• **AIM**:
What is the number of lines holding the word "artar"? Give that number alone.
-- Start of GIVEN DATA --
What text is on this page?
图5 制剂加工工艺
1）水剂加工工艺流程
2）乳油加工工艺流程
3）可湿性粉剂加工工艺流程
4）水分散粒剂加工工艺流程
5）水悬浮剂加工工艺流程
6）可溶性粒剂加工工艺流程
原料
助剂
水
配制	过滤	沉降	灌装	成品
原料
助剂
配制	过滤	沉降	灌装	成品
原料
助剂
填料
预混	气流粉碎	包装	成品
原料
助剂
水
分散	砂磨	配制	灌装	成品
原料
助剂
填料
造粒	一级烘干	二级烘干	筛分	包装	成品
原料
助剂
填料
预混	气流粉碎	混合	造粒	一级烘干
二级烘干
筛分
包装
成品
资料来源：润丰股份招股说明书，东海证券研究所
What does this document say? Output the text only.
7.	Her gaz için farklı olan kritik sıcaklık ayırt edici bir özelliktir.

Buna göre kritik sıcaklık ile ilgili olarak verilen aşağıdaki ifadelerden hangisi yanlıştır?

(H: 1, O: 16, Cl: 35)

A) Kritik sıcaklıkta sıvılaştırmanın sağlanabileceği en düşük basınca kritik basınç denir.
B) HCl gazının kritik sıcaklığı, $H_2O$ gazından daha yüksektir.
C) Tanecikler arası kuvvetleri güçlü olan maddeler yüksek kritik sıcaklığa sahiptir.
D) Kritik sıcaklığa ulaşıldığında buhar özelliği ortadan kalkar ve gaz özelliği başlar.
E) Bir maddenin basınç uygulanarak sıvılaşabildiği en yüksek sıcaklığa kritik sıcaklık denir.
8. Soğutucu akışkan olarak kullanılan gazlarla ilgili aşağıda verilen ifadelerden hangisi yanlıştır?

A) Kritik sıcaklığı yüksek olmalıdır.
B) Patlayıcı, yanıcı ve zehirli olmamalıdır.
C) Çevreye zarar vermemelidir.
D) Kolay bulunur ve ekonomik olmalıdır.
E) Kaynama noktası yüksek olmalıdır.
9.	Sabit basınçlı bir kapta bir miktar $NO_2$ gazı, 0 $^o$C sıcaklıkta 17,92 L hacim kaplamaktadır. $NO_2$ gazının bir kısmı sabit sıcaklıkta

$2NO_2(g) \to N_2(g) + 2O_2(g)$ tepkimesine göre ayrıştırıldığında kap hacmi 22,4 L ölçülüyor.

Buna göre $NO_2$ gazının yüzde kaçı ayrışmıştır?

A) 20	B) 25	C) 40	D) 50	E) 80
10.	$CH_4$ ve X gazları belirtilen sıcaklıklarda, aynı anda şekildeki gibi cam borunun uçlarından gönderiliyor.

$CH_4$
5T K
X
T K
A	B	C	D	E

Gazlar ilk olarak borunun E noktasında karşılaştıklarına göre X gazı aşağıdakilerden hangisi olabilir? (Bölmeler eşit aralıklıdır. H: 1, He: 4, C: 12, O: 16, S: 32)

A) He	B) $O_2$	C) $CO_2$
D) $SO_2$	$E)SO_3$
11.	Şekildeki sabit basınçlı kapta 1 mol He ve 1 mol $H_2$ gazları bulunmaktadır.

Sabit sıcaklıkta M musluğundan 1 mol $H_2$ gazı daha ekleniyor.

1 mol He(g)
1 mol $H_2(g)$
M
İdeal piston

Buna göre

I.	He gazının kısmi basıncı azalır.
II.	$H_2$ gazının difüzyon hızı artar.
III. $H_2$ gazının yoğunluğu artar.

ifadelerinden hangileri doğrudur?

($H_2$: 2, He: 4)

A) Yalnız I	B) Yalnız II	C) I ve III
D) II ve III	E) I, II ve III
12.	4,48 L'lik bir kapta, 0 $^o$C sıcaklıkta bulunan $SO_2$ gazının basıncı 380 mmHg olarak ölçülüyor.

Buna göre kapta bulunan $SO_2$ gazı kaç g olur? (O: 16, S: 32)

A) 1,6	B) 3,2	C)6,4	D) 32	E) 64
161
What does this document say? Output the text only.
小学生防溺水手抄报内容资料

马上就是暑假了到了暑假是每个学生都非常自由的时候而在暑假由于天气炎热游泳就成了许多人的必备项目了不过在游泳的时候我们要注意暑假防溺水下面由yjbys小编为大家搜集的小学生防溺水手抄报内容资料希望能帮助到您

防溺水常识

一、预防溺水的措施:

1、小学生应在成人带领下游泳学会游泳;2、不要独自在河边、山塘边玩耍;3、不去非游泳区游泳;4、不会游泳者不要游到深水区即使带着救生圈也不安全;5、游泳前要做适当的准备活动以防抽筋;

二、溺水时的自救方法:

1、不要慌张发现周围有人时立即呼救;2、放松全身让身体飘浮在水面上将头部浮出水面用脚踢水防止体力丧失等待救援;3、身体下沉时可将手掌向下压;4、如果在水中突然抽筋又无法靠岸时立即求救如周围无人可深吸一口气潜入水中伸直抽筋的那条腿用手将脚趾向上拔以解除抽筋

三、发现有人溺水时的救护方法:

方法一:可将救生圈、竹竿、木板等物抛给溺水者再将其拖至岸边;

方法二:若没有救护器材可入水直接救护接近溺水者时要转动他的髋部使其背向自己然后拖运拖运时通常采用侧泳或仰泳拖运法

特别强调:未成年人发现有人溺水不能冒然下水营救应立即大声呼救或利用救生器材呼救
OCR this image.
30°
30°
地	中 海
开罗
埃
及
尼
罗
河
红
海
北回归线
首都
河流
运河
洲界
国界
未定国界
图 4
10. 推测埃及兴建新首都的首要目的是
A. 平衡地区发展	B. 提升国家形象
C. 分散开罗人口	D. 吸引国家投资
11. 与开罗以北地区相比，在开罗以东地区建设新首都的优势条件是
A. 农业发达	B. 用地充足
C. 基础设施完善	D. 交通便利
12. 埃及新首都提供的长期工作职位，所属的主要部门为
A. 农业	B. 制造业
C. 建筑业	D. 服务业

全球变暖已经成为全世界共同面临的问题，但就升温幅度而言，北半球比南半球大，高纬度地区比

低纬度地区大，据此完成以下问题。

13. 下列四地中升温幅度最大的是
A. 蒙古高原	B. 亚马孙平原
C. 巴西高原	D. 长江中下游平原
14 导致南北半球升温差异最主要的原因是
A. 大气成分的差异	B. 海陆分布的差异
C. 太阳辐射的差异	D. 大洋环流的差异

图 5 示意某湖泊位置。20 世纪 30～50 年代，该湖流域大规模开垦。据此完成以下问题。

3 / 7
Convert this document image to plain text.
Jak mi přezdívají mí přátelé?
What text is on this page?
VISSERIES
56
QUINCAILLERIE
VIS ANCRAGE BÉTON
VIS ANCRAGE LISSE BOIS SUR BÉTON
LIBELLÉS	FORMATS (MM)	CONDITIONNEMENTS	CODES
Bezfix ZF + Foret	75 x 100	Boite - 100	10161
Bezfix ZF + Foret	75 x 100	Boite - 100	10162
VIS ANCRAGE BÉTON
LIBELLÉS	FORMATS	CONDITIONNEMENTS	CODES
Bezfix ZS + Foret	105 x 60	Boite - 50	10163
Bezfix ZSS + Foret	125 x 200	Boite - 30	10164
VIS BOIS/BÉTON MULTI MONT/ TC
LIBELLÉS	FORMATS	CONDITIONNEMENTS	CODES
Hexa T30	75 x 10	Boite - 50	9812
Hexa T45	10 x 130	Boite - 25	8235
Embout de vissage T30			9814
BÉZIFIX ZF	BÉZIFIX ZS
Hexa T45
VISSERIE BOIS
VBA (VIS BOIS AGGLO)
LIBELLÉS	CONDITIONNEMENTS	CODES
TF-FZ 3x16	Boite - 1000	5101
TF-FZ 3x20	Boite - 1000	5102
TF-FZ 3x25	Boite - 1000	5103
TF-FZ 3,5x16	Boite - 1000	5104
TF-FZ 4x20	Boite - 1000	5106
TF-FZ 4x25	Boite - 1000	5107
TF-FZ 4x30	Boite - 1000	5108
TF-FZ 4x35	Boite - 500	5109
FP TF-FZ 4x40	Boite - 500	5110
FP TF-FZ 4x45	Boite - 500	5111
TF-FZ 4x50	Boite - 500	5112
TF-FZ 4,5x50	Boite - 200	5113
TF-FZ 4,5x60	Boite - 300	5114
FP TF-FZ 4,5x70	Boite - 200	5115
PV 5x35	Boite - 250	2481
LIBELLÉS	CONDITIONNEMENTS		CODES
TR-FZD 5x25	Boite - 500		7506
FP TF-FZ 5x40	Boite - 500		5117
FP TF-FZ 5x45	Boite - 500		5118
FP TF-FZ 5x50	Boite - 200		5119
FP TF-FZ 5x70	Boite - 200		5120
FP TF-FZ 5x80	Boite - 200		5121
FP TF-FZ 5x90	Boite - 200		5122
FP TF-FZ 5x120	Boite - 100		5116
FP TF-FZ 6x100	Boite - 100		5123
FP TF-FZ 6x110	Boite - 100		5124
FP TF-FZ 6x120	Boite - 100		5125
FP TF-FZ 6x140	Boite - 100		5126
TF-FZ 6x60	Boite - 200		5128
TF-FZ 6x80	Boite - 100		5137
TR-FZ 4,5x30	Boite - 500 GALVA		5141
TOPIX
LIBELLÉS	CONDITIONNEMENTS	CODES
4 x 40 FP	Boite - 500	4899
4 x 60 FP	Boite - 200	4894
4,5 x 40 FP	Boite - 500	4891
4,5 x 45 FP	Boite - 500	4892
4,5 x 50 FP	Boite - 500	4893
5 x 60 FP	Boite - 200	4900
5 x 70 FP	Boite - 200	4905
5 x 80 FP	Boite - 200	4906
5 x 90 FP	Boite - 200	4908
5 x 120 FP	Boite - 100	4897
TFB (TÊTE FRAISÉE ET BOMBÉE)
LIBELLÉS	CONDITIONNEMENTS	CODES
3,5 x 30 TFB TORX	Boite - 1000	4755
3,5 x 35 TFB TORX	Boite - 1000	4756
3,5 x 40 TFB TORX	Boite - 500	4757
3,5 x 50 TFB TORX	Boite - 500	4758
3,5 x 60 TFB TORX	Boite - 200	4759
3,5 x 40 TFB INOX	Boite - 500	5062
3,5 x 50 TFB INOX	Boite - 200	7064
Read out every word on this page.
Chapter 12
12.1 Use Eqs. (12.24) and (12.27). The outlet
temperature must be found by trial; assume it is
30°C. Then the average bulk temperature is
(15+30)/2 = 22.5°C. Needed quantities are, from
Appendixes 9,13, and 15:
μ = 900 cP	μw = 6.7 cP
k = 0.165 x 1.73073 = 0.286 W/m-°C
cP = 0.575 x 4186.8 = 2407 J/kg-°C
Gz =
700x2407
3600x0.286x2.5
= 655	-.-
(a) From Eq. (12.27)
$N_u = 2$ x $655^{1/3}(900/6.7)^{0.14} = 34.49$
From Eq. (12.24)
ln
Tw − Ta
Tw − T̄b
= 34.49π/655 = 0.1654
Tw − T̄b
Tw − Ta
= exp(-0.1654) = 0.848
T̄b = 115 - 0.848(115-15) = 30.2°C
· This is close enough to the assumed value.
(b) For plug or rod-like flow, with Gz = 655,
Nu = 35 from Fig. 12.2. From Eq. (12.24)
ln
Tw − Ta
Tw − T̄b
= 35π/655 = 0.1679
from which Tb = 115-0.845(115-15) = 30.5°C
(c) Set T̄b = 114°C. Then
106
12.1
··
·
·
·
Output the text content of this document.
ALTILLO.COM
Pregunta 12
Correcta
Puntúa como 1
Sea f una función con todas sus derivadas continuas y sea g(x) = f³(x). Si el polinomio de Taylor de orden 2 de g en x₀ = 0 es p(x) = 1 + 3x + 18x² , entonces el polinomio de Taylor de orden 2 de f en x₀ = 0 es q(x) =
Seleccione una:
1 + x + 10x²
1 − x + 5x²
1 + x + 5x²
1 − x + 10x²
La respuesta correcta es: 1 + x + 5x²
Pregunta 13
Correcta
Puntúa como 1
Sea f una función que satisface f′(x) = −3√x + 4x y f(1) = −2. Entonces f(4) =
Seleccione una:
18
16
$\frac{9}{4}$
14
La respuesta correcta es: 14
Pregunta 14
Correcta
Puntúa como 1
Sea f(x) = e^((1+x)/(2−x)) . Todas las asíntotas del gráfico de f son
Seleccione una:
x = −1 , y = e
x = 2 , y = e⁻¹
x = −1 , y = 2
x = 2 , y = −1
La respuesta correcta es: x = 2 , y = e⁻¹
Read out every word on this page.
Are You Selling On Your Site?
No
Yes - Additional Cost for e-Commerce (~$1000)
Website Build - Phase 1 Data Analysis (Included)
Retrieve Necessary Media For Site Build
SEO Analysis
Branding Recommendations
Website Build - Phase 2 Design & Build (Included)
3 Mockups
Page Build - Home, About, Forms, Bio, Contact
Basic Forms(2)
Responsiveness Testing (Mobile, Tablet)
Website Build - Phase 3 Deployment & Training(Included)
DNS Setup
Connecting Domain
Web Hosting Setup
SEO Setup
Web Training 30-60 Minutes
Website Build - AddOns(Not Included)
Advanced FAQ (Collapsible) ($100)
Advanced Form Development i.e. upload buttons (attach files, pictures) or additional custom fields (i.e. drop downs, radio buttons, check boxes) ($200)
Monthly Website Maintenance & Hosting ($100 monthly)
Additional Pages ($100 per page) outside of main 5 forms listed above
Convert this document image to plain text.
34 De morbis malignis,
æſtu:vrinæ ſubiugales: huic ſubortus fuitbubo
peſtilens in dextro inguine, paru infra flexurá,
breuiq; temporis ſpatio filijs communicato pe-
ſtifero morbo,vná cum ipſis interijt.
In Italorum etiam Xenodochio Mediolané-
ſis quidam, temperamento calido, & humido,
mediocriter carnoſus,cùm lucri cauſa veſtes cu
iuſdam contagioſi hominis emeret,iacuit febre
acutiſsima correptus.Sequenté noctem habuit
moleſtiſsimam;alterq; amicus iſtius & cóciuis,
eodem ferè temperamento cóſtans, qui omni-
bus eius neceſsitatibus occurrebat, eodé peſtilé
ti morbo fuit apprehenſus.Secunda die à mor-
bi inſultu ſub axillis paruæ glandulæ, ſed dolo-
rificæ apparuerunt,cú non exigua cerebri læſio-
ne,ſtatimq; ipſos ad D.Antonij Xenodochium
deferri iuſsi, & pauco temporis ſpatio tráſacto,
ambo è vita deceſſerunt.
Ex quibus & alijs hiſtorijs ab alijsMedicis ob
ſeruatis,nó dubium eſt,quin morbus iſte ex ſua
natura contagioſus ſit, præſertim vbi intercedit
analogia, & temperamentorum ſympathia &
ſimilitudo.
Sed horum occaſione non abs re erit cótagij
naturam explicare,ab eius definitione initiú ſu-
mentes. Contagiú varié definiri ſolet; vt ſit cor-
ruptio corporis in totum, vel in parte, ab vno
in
-- End of GIVEN DATA --
• **OUTPUT**:
2